**What to work on:** Every record below should be printed exactly as given.

========================================================================

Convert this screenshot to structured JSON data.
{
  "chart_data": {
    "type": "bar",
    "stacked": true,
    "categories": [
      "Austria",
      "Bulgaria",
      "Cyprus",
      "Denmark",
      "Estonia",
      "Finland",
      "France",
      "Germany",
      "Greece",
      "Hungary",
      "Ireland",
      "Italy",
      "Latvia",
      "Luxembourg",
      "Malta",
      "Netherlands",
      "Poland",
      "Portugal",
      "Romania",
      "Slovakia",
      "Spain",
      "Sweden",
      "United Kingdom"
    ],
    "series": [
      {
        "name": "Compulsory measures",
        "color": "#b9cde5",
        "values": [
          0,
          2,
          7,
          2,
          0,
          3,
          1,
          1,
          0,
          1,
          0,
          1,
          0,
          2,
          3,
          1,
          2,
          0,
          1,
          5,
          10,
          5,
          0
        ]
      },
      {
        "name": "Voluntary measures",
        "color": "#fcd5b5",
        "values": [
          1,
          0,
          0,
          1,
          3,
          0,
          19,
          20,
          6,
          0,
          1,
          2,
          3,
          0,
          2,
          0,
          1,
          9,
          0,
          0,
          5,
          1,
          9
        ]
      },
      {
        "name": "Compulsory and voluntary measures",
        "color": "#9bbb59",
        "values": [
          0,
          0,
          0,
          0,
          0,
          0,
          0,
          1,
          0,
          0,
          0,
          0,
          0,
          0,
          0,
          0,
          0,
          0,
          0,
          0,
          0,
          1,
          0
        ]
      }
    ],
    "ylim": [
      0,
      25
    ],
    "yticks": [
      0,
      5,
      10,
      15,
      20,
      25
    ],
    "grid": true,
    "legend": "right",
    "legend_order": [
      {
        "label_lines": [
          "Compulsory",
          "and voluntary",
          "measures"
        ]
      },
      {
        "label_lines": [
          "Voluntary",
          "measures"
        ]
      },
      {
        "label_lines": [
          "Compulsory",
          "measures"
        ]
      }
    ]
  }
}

========================================================================

**Solution for this task:**
Convert this screenshot to structured JSON data.
{
  "chart_data": {
    "type": "bar",
    "stacked": true,
    "categories": [
      "Austria",
      "Bulgaria",
      "Cyprus",
      "Denmark",
      "Estonia",
      "Finland",
      "France",
      "Germany",
      "Greece",
      "Hungary",
      "Ireland",
      "Italy",
      "Latvia",
      "Luxembourg",
      "Malta",
      "Netherlands",
      "Poland",
      "Portugal",
      "Romania",
      "Slovakia",
      "Spain",
      "Sweden",
      "United Kingdom"
    ],
    "series": [
      {
        "name": "Compulsory measures",
        "color": "#b9cde5",
        "values": [
          0,
          2,
          7,
          2,
          0,
          3,
          1,
          1,
          0,
          1,
          0,
          1,
          0,
          2,
          3,
          1,
          2,
          0,
          1,
          5,
          10,
          5,
          0
        ]
      },
      {
        "name": "Voluntary measures",
        "color": "#fcd5b5",
        "values": [
          1,
          0,
          0,
          1,
          3,
          0,
          19,
          20,
          6,
          0,
          1,
          2,
          3,
          0,
          2,
          0,
          1,
          9,
          0,
          0,
          5,
          1,
          9
        ]
      },
      {
        "name": "Compulsory and voluntary measures",
        "color": "#9bbb59",
        "values": [
          0,
          0,
          0,
          0,
          0,
          0,
          0,
          1,
          0,
          0,
          0,
          0,
          0,
          0,
          0,
          0,
          0,
          0,
          0,
          0,
          0,
          1,
          0
        ]
      }
    ],
    "ylim": [
      0,
      25
    ],
    "yticks": [
      0,
      5,
      10,
      15,
      20,
      25
    ],
    "grid": true,
    "legend": "right",
    "legend_order": [
      {
        "label_lines": [
          "Compulsory",
          "and voluntary",
          "measures"
        ]
      },
      {
        "label_lines": [
          "Voluntary",
          "measures"
        ]
      },
      {
        "label_lines": [
          "Compulsory",
          "measures"
        ]
      }
    ]
  }
}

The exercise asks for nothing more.